**Records**
**********

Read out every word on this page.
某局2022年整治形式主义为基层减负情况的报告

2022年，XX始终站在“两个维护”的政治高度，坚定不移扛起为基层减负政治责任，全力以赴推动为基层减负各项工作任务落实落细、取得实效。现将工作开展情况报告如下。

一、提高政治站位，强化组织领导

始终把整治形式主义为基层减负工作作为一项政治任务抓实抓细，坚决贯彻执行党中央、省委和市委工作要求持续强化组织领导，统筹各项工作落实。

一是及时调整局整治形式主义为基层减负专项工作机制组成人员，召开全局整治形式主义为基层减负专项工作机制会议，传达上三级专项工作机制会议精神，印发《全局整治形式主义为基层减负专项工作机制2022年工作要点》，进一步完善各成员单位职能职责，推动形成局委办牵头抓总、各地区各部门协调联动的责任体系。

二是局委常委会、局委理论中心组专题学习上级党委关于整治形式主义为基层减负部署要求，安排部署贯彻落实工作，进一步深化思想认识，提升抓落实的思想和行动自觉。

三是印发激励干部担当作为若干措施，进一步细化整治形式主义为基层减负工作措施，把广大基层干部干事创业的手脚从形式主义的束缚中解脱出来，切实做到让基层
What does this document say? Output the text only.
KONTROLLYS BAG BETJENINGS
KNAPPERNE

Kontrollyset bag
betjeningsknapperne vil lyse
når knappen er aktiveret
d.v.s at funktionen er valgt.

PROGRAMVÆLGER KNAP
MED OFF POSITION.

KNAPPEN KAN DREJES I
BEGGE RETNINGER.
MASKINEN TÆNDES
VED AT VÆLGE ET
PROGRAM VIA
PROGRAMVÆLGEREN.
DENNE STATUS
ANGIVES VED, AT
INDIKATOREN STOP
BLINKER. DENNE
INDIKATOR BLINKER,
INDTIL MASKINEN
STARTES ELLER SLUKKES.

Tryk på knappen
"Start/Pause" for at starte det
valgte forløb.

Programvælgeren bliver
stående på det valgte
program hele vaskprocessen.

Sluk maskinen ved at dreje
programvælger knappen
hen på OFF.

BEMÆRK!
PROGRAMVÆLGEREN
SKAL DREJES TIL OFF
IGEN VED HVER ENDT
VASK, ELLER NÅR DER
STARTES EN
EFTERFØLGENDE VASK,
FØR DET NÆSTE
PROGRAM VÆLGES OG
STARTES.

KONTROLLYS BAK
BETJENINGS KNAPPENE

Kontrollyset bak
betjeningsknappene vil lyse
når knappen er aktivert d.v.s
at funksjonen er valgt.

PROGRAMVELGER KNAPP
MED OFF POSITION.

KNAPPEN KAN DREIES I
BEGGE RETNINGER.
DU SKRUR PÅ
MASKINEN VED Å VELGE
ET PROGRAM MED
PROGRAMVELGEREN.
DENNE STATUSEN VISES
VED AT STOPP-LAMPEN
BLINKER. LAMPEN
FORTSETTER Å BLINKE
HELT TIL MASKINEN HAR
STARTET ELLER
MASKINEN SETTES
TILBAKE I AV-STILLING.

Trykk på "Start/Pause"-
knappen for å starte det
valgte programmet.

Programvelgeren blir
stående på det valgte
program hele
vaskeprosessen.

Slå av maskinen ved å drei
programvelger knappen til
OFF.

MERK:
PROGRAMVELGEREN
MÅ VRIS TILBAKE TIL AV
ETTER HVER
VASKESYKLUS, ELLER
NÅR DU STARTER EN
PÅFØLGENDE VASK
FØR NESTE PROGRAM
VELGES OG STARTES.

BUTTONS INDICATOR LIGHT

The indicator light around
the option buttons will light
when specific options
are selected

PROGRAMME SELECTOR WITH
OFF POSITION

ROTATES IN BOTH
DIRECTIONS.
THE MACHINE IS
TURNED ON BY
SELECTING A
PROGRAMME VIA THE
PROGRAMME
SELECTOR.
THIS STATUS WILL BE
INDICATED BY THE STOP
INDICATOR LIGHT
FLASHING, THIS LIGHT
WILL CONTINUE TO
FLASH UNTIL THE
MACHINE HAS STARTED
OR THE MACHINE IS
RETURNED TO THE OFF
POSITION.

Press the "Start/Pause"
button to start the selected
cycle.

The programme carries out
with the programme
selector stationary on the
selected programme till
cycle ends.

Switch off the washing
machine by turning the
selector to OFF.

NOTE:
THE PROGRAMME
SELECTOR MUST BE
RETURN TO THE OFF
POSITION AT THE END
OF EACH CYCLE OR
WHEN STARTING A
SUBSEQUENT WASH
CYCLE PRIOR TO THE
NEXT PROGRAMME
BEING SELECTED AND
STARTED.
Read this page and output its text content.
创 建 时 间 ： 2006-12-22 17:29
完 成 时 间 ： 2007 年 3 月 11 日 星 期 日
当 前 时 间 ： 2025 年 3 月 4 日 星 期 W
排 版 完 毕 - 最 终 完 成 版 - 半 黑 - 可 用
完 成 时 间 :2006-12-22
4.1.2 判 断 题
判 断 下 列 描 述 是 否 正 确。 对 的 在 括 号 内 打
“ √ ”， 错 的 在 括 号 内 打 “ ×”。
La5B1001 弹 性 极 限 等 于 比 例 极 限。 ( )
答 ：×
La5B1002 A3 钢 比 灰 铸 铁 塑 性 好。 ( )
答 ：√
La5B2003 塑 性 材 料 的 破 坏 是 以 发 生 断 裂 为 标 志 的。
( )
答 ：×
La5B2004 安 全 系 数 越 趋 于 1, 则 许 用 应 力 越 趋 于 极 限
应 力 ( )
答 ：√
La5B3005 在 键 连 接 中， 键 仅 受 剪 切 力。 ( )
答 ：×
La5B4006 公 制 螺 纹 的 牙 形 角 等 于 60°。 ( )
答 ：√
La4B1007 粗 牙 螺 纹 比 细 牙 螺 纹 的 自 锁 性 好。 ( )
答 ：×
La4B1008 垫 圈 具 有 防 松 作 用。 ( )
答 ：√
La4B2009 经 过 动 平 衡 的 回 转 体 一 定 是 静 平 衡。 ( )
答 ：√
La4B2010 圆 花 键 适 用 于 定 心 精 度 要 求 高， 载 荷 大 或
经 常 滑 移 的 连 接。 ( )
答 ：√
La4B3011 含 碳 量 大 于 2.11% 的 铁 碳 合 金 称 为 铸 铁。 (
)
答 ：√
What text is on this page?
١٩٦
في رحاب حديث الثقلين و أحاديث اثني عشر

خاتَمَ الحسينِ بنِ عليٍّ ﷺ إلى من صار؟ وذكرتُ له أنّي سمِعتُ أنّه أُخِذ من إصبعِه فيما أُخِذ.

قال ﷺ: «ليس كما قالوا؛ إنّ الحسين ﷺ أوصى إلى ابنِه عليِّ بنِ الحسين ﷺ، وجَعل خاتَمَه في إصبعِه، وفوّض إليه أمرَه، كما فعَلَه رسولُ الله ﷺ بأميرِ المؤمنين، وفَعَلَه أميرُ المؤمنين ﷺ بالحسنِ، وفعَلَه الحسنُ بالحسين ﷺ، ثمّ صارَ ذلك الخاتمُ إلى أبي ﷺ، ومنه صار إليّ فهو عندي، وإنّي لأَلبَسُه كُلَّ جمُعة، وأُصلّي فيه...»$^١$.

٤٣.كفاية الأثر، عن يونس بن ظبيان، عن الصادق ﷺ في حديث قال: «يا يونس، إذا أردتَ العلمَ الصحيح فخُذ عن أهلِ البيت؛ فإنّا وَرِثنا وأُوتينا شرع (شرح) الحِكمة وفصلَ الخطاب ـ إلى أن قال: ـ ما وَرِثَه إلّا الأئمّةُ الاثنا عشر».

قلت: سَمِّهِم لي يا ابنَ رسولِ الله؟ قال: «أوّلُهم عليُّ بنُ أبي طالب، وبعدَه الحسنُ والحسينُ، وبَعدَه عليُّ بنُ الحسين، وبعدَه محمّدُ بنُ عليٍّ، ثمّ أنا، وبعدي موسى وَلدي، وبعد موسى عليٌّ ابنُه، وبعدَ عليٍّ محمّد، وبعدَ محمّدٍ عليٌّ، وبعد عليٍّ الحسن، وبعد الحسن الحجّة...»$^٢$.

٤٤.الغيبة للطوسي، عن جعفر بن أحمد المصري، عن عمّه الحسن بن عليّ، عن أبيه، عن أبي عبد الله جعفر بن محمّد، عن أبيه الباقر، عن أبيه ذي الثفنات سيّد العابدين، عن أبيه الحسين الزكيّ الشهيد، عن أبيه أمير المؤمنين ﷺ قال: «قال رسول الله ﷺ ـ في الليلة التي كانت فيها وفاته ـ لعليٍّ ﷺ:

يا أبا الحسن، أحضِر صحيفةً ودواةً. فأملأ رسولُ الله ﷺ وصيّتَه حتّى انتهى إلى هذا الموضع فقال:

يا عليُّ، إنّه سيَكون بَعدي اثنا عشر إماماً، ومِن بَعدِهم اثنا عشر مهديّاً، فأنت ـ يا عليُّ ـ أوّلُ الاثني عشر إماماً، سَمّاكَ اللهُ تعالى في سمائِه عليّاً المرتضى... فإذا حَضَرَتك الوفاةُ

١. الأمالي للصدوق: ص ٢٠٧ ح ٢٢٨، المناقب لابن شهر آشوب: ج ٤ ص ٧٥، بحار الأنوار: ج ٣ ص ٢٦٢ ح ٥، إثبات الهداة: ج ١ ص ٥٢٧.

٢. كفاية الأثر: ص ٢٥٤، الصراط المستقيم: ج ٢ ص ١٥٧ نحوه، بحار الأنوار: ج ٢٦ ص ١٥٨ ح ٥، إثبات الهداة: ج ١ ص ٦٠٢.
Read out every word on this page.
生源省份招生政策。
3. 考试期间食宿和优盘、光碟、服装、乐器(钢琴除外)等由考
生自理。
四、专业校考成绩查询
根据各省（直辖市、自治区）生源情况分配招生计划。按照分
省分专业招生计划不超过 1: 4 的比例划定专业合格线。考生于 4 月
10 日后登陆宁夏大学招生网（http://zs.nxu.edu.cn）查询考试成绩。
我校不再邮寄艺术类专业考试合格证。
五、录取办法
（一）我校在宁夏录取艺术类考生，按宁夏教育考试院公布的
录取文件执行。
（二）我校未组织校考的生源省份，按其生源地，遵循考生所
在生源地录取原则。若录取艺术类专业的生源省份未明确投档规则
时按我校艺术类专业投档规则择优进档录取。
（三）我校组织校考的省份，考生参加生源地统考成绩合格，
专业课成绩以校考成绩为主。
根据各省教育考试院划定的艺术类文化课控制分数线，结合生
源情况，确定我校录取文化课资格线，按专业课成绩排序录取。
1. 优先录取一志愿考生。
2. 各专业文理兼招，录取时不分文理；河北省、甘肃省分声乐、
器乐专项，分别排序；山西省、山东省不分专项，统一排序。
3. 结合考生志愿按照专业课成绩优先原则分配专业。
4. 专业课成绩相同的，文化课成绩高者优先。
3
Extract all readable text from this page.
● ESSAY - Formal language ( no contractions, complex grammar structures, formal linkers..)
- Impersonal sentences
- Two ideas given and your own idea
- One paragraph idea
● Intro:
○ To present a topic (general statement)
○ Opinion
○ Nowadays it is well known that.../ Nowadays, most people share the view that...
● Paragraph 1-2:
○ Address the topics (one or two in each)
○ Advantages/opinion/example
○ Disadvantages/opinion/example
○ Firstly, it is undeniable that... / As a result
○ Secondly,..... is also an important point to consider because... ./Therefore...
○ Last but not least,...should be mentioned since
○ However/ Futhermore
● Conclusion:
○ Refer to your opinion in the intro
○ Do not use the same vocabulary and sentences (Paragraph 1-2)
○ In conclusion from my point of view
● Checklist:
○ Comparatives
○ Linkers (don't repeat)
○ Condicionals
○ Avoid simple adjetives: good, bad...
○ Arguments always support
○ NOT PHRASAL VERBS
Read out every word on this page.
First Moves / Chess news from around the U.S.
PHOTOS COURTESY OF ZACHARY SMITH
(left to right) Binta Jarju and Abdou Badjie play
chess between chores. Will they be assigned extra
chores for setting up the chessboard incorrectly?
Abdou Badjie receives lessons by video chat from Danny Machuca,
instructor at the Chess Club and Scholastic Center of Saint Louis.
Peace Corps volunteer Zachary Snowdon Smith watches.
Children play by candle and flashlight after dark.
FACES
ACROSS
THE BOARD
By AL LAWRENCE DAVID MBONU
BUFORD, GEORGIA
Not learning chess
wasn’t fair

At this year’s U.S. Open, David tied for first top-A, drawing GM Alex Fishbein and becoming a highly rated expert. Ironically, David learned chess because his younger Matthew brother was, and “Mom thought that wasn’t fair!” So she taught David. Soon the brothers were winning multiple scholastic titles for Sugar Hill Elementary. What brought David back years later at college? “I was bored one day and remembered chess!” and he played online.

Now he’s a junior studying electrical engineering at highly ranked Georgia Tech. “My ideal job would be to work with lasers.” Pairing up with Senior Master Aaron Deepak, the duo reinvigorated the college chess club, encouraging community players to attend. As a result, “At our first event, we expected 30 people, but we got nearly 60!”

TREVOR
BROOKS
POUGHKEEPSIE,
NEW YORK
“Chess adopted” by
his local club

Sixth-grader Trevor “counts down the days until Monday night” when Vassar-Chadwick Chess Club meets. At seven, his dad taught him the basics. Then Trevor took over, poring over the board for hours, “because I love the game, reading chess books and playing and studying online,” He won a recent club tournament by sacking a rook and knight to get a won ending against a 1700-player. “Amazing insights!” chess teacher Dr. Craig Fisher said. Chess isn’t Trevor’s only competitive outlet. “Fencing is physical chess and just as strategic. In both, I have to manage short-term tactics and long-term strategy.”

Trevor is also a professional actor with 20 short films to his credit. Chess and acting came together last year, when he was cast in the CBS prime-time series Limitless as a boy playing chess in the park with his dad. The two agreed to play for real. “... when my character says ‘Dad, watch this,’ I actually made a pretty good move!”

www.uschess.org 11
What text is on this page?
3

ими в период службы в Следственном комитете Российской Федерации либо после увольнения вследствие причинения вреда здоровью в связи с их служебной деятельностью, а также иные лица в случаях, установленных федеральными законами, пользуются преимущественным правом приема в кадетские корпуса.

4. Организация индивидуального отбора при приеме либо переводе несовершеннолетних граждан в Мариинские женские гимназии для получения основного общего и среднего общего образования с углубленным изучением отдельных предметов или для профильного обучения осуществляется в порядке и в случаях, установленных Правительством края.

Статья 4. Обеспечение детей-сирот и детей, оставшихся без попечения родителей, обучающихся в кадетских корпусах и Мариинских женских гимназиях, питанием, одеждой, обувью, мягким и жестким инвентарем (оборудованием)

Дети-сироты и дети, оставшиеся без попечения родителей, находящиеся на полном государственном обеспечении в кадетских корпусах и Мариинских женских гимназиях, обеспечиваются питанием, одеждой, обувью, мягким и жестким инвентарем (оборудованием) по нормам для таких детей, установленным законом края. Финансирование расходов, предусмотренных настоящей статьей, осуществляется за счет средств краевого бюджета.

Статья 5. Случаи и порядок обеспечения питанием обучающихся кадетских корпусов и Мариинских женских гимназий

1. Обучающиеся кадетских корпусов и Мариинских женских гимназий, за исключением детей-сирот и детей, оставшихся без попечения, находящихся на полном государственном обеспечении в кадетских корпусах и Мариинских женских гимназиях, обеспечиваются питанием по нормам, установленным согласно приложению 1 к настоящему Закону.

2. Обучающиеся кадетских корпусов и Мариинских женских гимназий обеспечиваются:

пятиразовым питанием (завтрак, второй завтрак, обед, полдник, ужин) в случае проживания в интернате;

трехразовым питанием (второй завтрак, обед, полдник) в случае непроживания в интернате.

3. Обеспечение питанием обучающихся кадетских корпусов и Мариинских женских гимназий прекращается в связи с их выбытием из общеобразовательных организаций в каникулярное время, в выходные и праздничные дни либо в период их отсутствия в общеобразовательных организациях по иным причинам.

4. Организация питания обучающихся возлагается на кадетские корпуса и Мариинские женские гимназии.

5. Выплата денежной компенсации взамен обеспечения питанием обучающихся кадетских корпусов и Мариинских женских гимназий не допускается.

**********

**Task directions**
Select the lines that carry the string "Статья" and copy them.

**Correct answer**
Статья 4. Обеспечение детей-сирот и детей, оставшихся без попечения родителей, обучающихся в кадетских корпусах и Мариинских женских гимназиях, питанием, одеждой, обувью, мягким и жестким инвентарем (оборудованием)
Статья 5. Случаи и порядок обеспечения питанием обучающихся кадетских корпусов и Мариинских женских гимназий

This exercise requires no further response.